THE RECORDS:
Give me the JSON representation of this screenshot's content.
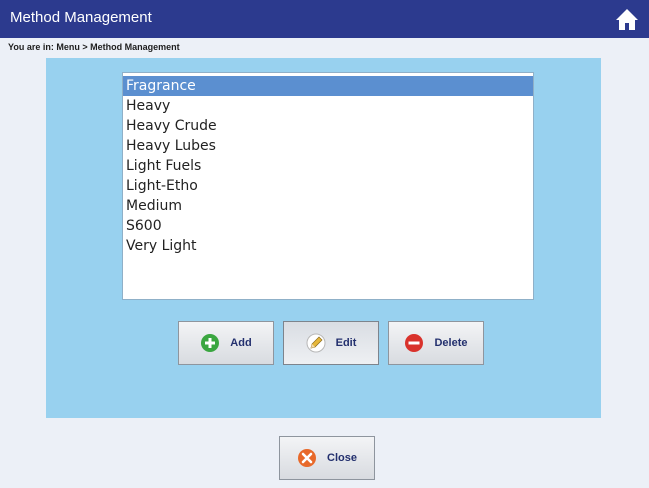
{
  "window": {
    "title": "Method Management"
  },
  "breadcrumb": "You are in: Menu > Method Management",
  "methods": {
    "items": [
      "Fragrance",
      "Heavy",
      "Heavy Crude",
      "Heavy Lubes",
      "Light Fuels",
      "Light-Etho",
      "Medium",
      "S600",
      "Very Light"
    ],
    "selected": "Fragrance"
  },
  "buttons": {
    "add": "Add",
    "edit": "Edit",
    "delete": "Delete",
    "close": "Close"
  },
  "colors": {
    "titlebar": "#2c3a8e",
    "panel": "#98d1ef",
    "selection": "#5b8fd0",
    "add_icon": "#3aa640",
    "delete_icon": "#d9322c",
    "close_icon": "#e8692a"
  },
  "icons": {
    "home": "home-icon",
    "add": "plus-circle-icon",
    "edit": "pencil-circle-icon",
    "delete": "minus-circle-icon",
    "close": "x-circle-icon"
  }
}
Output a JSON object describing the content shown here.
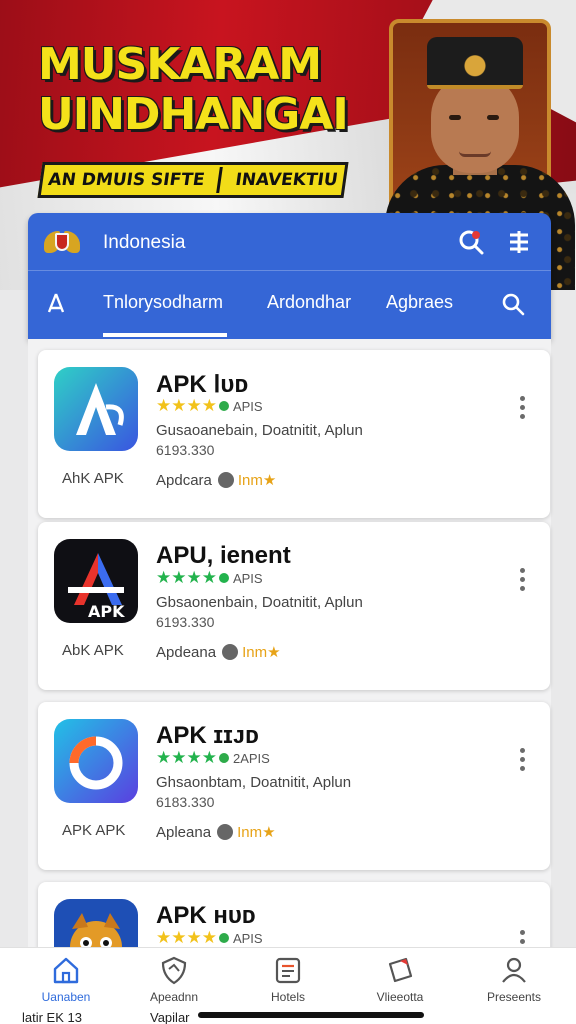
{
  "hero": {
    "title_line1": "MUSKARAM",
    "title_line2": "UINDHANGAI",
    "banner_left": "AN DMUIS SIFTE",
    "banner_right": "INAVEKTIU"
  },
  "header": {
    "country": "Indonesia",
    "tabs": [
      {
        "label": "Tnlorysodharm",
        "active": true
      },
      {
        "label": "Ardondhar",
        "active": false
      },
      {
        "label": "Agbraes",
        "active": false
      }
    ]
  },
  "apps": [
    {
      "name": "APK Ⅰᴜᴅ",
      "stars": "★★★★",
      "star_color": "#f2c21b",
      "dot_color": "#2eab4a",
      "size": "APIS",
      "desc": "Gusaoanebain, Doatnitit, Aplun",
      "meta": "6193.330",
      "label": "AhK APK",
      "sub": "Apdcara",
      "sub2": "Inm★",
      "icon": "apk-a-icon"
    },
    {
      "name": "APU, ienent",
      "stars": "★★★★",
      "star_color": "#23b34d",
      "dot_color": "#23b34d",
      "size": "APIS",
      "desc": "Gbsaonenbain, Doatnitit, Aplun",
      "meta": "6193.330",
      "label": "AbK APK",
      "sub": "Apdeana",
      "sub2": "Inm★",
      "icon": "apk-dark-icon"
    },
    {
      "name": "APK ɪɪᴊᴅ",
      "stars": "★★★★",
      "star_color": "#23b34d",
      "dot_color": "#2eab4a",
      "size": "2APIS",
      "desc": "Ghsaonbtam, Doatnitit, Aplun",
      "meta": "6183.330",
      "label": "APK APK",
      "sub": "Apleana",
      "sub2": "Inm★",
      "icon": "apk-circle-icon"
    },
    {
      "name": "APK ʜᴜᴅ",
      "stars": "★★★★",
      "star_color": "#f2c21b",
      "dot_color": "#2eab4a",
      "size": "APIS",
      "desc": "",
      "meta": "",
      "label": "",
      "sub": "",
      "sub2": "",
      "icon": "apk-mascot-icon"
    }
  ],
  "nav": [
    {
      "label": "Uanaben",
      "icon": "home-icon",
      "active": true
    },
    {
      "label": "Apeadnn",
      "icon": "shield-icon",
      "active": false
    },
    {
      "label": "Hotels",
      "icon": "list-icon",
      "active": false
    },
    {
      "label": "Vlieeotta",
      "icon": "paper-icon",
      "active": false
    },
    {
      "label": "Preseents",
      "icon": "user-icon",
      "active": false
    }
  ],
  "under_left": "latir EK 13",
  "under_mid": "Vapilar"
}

==

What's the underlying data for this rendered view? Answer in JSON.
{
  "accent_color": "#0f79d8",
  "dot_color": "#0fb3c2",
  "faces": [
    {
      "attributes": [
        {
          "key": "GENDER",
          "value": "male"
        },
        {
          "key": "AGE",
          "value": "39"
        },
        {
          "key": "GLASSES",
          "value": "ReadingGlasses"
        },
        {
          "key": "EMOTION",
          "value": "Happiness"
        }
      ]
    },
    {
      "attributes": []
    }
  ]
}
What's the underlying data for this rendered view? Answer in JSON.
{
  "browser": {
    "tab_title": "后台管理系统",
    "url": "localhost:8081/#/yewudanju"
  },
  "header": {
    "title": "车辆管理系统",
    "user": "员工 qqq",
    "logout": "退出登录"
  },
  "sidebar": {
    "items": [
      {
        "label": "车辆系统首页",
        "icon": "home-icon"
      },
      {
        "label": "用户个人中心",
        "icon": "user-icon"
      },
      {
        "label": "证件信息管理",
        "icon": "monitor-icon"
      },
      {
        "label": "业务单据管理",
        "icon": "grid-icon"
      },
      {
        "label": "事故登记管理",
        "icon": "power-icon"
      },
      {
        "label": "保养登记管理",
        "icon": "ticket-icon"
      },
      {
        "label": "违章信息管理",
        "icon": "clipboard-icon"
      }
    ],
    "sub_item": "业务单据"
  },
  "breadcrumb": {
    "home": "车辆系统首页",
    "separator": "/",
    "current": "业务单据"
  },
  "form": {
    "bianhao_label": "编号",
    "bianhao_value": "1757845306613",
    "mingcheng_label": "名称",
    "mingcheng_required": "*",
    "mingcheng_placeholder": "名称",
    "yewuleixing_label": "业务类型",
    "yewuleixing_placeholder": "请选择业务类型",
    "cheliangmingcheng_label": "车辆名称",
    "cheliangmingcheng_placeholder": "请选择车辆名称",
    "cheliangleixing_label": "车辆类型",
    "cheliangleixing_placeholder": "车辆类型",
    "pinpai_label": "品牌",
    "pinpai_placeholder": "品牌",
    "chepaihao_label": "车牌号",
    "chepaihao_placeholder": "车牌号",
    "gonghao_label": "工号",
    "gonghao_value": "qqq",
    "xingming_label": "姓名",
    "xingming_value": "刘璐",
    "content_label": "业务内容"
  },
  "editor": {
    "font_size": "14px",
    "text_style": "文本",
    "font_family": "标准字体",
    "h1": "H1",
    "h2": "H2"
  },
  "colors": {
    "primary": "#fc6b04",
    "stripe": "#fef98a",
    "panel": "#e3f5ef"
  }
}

THE TASK: Scan the lines for the string "meta". Copy out each line that matches.

SOLUTION TO THIS PROBLEM:
      "meta": "6193.330",
      "meta": "6193.330",
      "meta": "6183.330",
      "meta": "",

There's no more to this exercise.